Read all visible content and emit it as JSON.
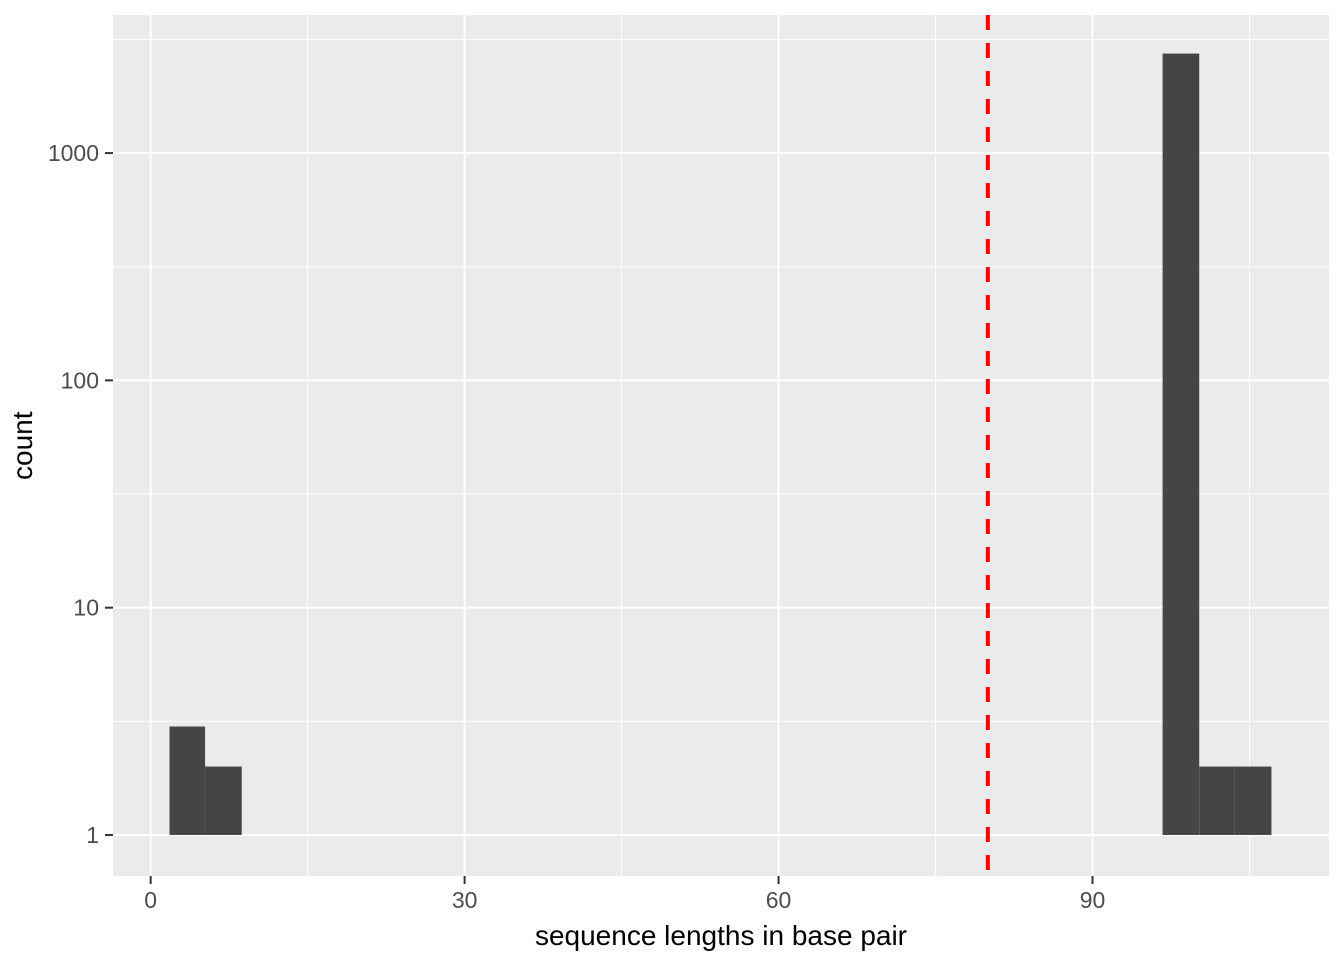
{
  "chart_data": {
    "type": "histogram",
    "title": "",
    "xlabel": "sequence lengths in base pair",
    "ylabel": "count",
    "x_scale": "linear",
    "y_scale": "log10",
    "xlim": [
      -3.6,
      112.6
    ],
    "ylim": [
      0.66,
      4050
    ],
    "x_ticks": [
      0,
      30,
      60,
      90
    ],
    "x_minor_ticks": [
      15,
      45,
      75,
      105
    ],
    "y_ticks": [
      1,
      10,
      100,
      1000
    ],
    "y_minor_ticks": [
      3.1623,
      31.623,
      316.23,
      3162.3
    ],
    "grid": true,
    "legend": "none",
    "baseline_count": 1,
    "bins": [
      {
        "x0": 1.8,
        "x1": 5.2,
        "count": 3
      },
      {
        "x0": 5.2,
        "x1": 8.7,
        "count": 2
      },
      {
        "x0": 96.7,
        "x1": 100.2,
        "count": 2740
      },
      {
        "x0": 100.2,
        "x1": 103.6,
        "count": 2
      },
      {
        "x0": 103.6,
        "x1": 107.1,
        "count": 2
      }
    ],
    "vline": {
      "x": 80,
      "style": "dashed",
      "color": "#FF0000"
    }
  },
  "style": {
    "panel_bg": "#EBEBEB",
    "grid_color": "#FFFFFF",
    "bar_fill": "#454545",
    "tick_mark_color": "#333333",
    "tick_label_color": "#4D4D4D",
    "axis_title_color": "#000000",
    "figure_bg": "#FFFFFF"
  }
}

> **WORK INSTRUCTIONS**:
Pictures are excluded; copy every other part of the records exactly.

> **ANSWER FOR THE TASK**:
Read all visible content and emit it as JSON.
{
  "chart_data": {
    "type": "histogram",
    "title": "",
    "xlabel": "sequence lengths in base pair",
    "ylabel": "count",
    "x_scale": "linear",
    "y_scale": "log10",
    "xlim": [
      -3.6,
      112.6
    ],
    "ylim": [
      0.66,
      4050
    ],
    "x_ticks": [
      0,
      30,
      60,
      90
    ],
    "x_minor_ticks": [
      15,
      45,
      75,
      105
    ],
    "y_ticks": [
      1,
      10,
      100,
      1000
    ],
    "y_minor_ticks": [
      3.1623,
      31.623,
      316.23,
      3162.3
    ],
    "grid": true,
    "legend": "none",
    "baseline_count": 1,
    "bins": [
      {
        "x0": 1.8,
        "x1": 5.2,
        "count": 3
      },
      {
        "x0": 5.2,
        "x1": 8.7,
        "count": 2
      },
      {
        "x0": 96.7,
        "x1": 100.2,
        "count": 2740
      },
      {
        "x0": 100.2,
        "x1": 103.6,
        "count": 2
      },
      {
        "x0": 103.6,
        "x1": 107.1,
        "count": 2
      }
    ],
    "vline": {
      "x": 80,
      "style": "dashed",
      "color": "#FF0000"
    }
  },
  "style": {
    "panel_bg": "#EBEBEB",
    "grid_color": "#FFFFFF",
    "bar_fill": "#454545",
    "tick_mark_color": "#333333",
    "tick_label_color": "#4D4D4D",
    "axis_title_color": "#000000",
    "figure_bg": "#FFFFFF"
  }
}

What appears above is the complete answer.